-- start of Material shown --
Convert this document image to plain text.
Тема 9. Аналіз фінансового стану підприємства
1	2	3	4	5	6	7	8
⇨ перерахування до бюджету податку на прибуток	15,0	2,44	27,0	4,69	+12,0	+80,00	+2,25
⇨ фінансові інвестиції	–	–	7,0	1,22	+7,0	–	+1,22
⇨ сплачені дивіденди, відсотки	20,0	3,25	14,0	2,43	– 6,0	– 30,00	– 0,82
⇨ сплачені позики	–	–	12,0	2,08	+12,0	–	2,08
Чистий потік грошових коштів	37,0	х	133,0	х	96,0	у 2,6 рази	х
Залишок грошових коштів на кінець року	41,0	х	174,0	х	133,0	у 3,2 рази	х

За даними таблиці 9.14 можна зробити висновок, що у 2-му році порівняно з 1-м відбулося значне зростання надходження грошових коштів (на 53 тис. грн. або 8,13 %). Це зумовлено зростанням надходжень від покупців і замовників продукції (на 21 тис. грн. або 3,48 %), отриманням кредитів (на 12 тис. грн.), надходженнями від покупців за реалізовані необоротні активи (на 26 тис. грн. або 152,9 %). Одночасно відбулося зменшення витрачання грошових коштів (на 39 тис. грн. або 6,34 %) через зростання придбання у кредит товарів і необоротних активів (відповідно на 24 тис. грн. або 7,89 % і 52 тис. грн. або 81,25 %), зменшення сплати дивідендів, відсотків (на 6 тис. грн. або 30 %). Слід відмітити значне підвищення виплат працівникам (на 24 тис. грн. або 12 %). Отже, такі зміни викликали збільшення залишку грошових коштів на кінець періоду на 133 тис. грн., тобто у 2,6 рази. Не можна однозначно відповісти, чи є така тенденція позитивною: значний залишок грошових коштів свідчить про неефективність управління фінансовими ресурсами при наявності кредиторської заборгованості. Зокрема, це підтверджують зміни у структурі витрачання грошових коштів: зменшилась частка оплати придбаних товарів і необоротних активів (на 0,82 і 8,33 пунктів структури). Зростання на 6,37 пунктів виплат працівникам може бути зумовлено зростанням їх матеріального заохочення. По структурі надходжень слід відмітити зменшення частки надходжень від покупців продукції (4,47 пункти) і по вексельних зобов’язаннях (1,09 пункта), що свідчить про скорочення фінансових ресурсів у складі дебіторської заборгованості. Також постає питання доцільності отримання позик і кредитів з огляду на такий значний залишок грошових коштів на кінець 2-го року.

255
-- end of Material shown --
-- start of Material shown --
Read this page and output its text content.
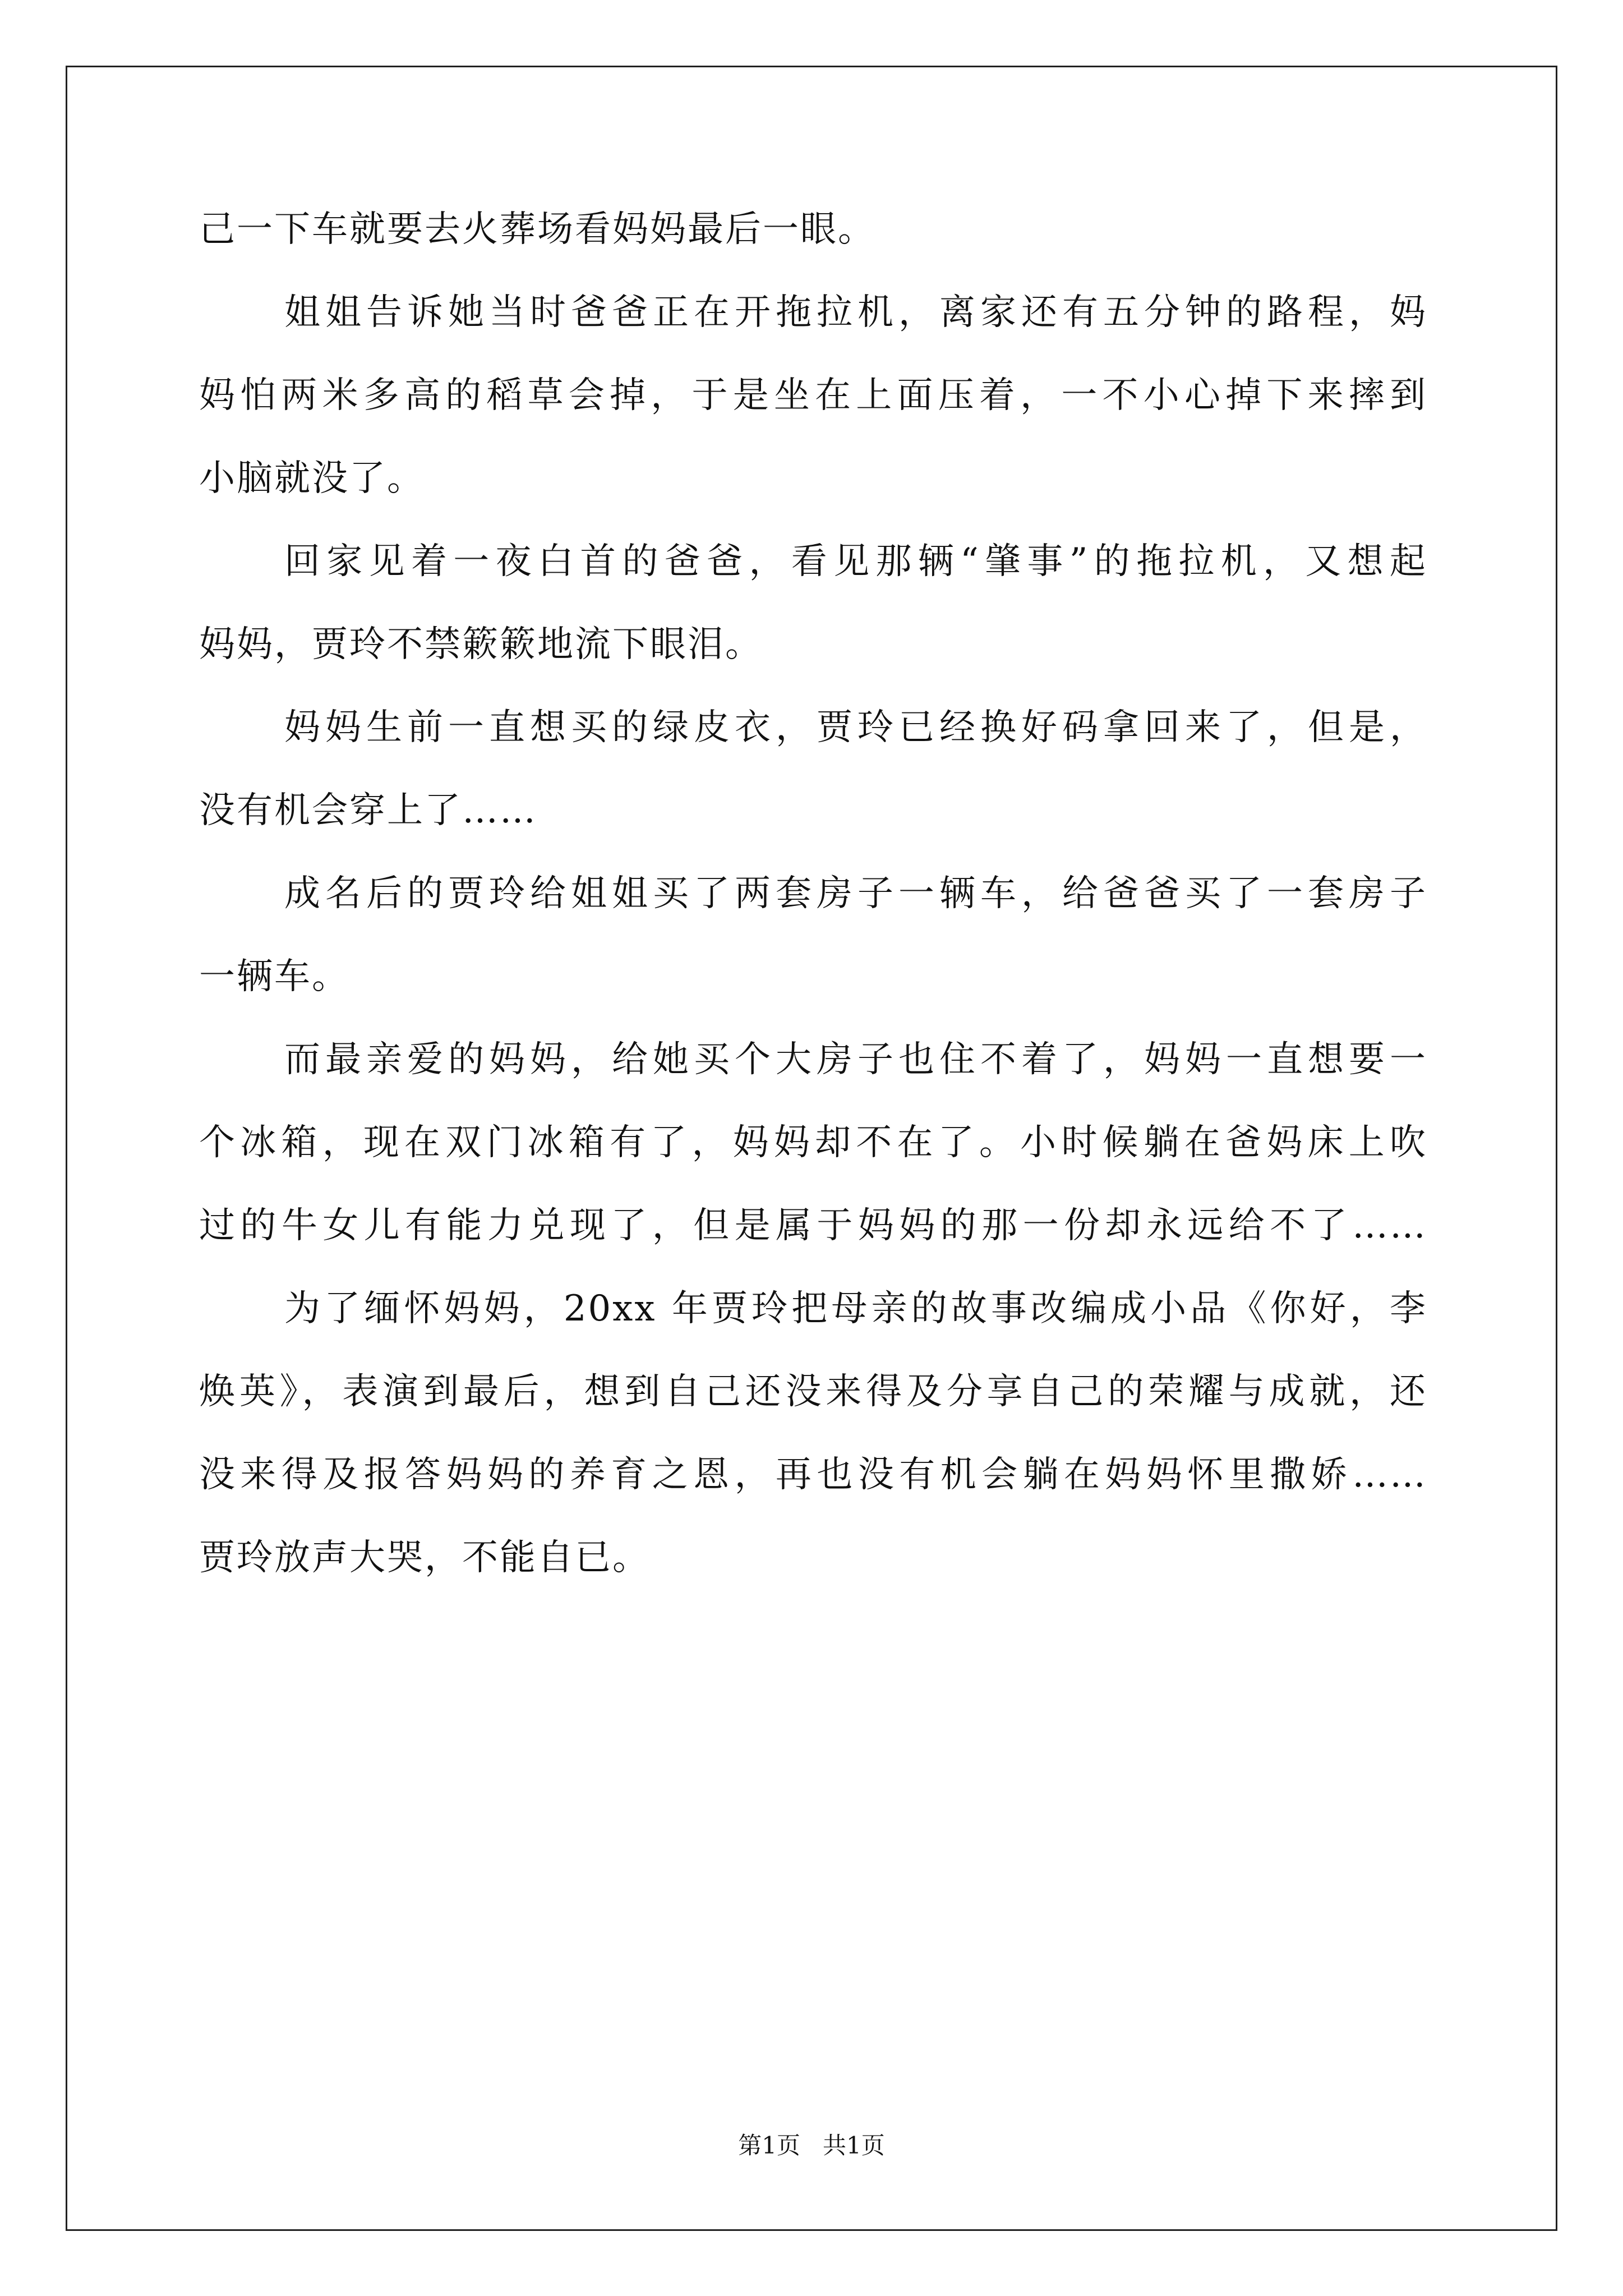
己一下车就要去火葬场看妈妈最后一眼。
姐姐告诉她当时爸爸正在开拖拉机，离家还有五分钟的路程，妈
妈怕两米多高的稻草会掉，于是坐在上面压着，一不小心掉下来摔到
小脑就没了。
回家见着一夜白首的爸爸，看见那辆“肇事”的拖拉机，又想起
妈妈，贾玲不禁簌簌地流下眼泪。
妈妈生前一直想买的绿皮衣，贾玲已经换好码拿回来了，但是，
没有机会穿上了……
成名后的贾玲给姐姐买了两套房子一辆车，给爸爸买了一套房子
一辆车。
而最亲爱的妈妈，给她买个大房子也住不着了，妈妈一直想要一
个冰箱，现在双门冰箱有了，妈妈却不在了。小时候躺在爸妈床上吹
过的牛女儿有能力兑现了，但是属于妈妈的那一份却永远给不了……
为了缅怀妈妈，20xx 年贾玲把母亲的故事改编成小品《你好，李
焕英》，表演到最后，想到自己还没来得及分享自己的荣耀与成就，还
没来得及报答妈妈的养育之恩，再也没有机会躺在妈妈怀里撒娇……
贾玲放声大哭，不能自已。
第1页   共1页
-- end of Material shown --
Find every line with the word "text" and state how many there are, with no other words.

** Task result **
2